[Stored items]
start

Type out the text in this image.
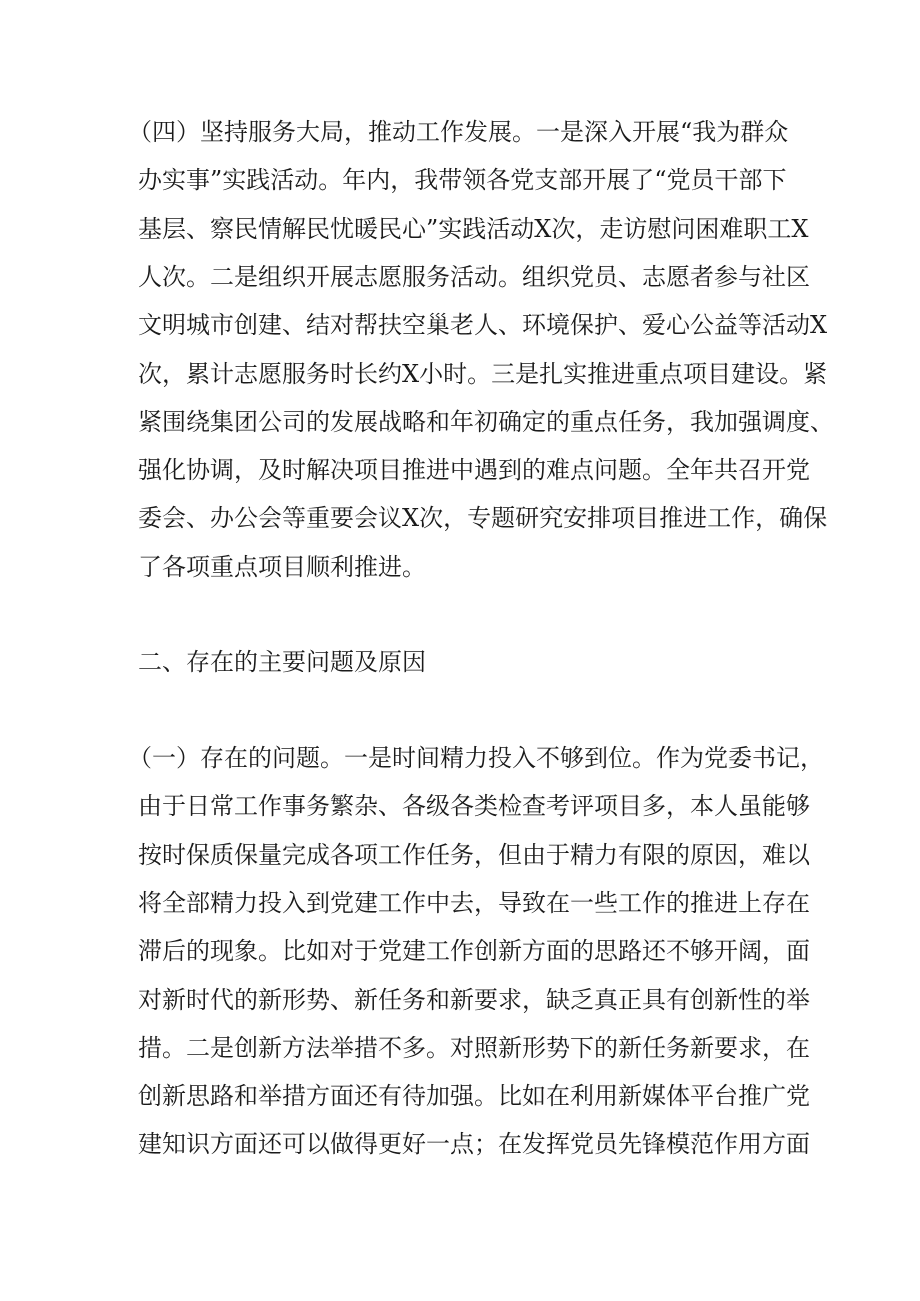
（四）坚持服务大局，推动工作发展。一是深入开展“我为群众

办实事”实践活动。年内，我带领各党支部开展了“党员干部下

基层、察民情解民忧暖民心”实践活动X次，走访慰问困难职工X

人次。二是组织开展志愿服务活动。组织党员、志愿者参与社区

文明城市创建、结对帮扶空巢老人、环境保护、爱心公益等活动X

次，累计志愿服务时长约X小时。三是扎实推进重点项目建设。紧

紧围绕集团公司的发展战略和年初确定的重点任务，我加强调度、

强化协调，及时解决项目推进中遇到的难点问题。全年共召开党

委会、办公会等重要会议X次，专题研究安排项目推进工作，确保

了各项重点项目顺利推进。

二、存在的主要问题及原因

（一）存在的问题。一是时间精力投入不够到位。作为党委书记，

由于日常工作事务繁杂、各级各类检查考评项目多，本人虽能够

按时保质保量完成各项工作任务，但由于精力有限的原因，难以

将全部精力投入到党建工作中去，导致在一些工作的推进上存在

滞后的现象。比如对于党建工作创新方面的思路还不够开阔，面

对新时代的新形势、新任务和新要求，缺乏真正具有创新性的举

措。二是创新方法举措不多。对照新形势下的新任务新要求，在

创新思路和举措方面还有待加强。比如在利用新媒体平台推广党

建知识方面还可以做得更好一点；在发挥党员先锋模范作用方面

end

## EXERCISE
Every record must be copied exactly, with the pictures left out.

## RESPONSE
Type out the text in this image.
（四）坚持服务大局，推动工作发展。一是深入开展“我为群众

办实事”实践活动。年内，我带领各党支部开展了“党员干部下

基层、察民情解民忧暖民心”实践活动X次，走访慰问困难职工X

人次。二是组织开展志愿服务活动。组织党员、志愿者参与社区

文明城市创建、结对帮扶空巢老人、环境保护、爱心公益等活动X

次，累计志愿服务时长约X小时。三是扎实推进重点项目建设。紧

紧围绕集团公司的发展战略和年初确定的重点任务，我加强调度、

强化协调，及时解决项目推进中遇到的难点问题。全年共召开党

委会、办公会等重要会议X次，专题研究安排项目推进工作，确保

了各项重点项目顺利推进。

二、存在的主要问题及原因

（一）存在的问题。一是时间精力投入不够到位。作为党委书记，

由于日常工作事务繁杂、各级各类检查考评项目多，本人虽能够

按时保质保量完成各项工作任务，但由于精力有限的原因，难以

将全部精力投入到党建工作中去，导致在一些工作的推进上存在

滞后的现象。比如对于党建工作创新方面的思路还不够开阔，面

对新时代的新形势、新任务和新要求，缺乏真正具有创新性的举

措。二是创新方法举措不多。对照新形势下的新任务新要求，在

创新思路和举措方面还有待加强。比如在利用新媒体平台推广党

建知识方面还可以做得更好一点；在发挥党员先锋模范作用方面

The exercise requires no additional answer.